**A block of data**
********

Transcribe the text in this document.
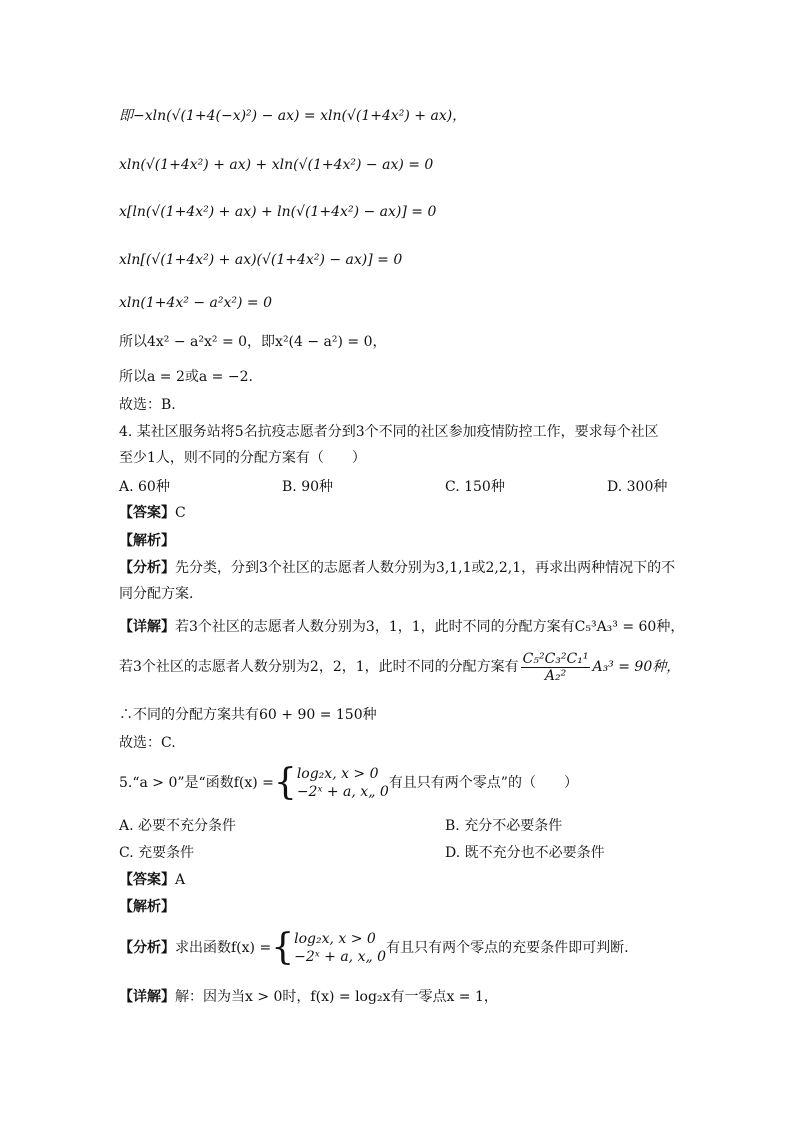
即−xln(√(1+4(−x)²) − ax) = xln(√(1+4x²) + ax)，
xln(√(1+4x²) + ax) + xln(√(1+4x²) − ax) = 0
x[ln(√(1+4x²) + ax) + ln(√(1+4x²) − ax)] = 0
xln[(√(1+4x²) + ax)(√(1+4x²) − ax)] = 0
xln(1+4x² − a²x²) = 0
所以4x² − a²x² = 0，即x²(4 − a²) = 0，
所以a = 2或a = −2．
故选：B.
4. 某社区服务站将5名抗疫志愿者分到3个不同的社区参加疫情防控工作，要求每个社区
至少1人，则不同的分配方案有（　　）
A. 60种	B. 90种	C. 150种	D. 300种
【答案】C
【解析】
【分析】先分类，分到3个社区的志愿者人数分别为3,1,1或2,2,1，再求出两种情况下的不
同分配方案.
【详解】若3个社区的志愿者人数分别为3，1，1，此时不同的分配方案有C₅³A₃³ = 60种，
若3个社区的志愿者人数分别为2，2，1，此时不同的分配方案有 $\frac{\text{C₅²C₃²C₁¹}}{\text{A₂²}} A_3^3 = 90$种，
∴不同的分配方案共有60 + 90 = 150种
故选：C.
5.“a > 0”是“函数f(x) ={ log₂x, x > 0
−2ˣ + a, x„ 0
有且只有两个零点”的（　　）
A. 必要不充分条件	B. 充分不必要条件
C. 充要条件	D. 既不充分也不必要条件
【答案】A
【解析】
【分析】求出函数f(x) ={ log₂x, x > 0
−2ˣ + a, x„ 0
有且只有两个零点的充要条件即可判断.
【详解】解：因为当x > 0时，f(x) = log₂x有一零点x = 1，
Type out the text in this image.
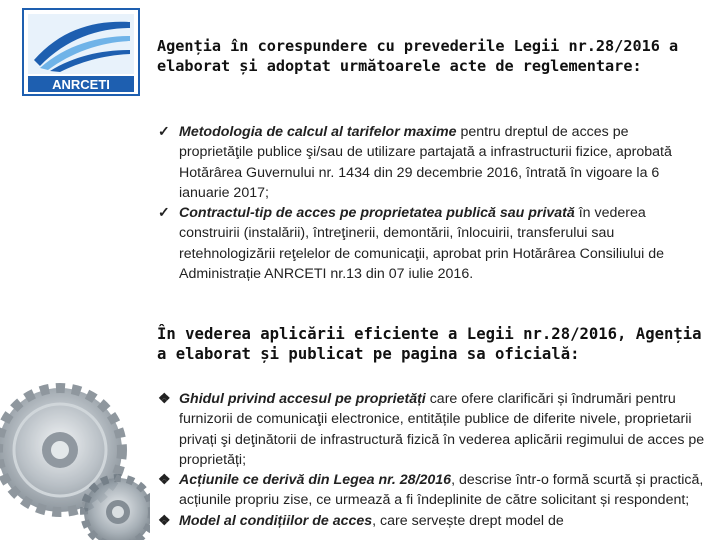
ANRCETI

Agenția în corespundere cu prevederile Legii nr.28/2016 a elaborat și adoptat următoarele acte de reglementare:

✓ Metodologia de calcul al tarifelor maxime pentru dreptul de acces pe proprietăţile publice şi/sau de utilizare partajată a infrastructurii fizice, aprobată Hotărârea Guvernului nr. 1434 din 29 decembrie 2016, întrată în vigoare la 6 ianuarie 2017;
✓ Contractul-tip de acces pe proprietatea publică sau privată în vederea construirii (instalării), întreţinerii, demontării, înlocuirii, transferului sau retehnologizării reţelelor de comunicaţii, aprobat prin Hotărârea Consiliului de Administrație ANRCETI nr.13 din 07 iulie 2016.

În vederea aplicării eficiente a Legii nr.28/2016, Agenția a elaborat și publicat pe pagina sa oficială:

❖ Ghidul privind accesul pe proprietăți care ofere clarificări și îndrumări pentru furnizorii de comunicaţii electronice, entitățile publice de diferite nivele, proprietarii privați şi deţinătorii de infrastructură fizică în vederea aplicării regimului de acces pe proprietăți;
❖ Acțiunile ce derivă din Legea nr. 28/2016, descrise într-o formă scurtă și practică, acțiunile propriu zise, ce urmează a fi îndeplinite de către solicitant și respondent;
❖ Model al condițiilor de acces, care servește drept model de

********

**Task details**
Check all the records above and select each line where the string "this" is found.

**Task answer**
Transcribe the text in this document.
Type out the text in this image.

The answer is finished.